**EXERCISE REQUIREMENTS**
Records follow. Pull out every line that contains "Витамин".
*** GIVEN ENTRIES ***
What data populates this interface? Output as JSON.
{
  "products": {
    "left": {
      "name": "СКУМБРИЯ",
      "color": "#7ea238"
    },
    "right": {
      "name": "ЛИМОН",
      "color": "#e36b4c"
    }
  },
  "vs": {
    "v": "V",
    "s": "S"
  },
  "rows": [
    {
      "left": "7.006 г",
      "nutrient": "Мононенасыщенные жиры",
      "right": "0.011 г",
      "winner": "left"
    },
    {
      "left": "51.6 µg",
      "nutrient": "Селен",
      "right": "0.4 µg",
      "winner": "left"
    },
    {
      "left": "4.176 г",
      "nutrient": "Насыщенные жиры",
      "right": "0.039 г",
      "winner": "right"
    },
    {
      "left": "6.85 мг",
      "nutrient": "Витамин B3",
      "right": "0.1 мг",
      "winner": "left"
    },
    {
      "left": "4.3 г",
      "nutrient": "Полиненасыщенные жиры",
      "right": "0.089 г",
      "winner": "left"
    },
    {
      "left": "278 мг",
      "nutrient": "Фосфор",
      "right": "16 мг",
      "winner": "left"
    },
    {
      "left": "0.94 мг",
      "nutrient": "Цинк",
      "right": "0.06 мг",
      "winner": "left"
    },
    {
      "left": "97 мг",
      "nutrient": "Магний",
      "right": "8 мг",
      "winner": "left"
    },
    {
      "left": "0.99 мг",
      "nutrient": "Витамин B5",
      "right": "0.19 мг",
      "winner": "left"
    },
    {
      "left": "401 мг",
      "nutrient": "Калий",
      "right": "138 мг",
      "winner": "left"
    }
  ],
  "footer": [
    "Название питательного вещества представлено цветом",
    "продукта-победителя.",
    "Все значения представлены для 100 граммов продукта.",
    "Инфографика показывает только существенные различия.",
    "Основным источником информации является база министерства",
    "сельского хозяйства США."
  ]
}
***
**OUTPUT OF THE EXERCISE**
      "nutrient": "Витамин B3",
      "nutrient": "Витамин B5",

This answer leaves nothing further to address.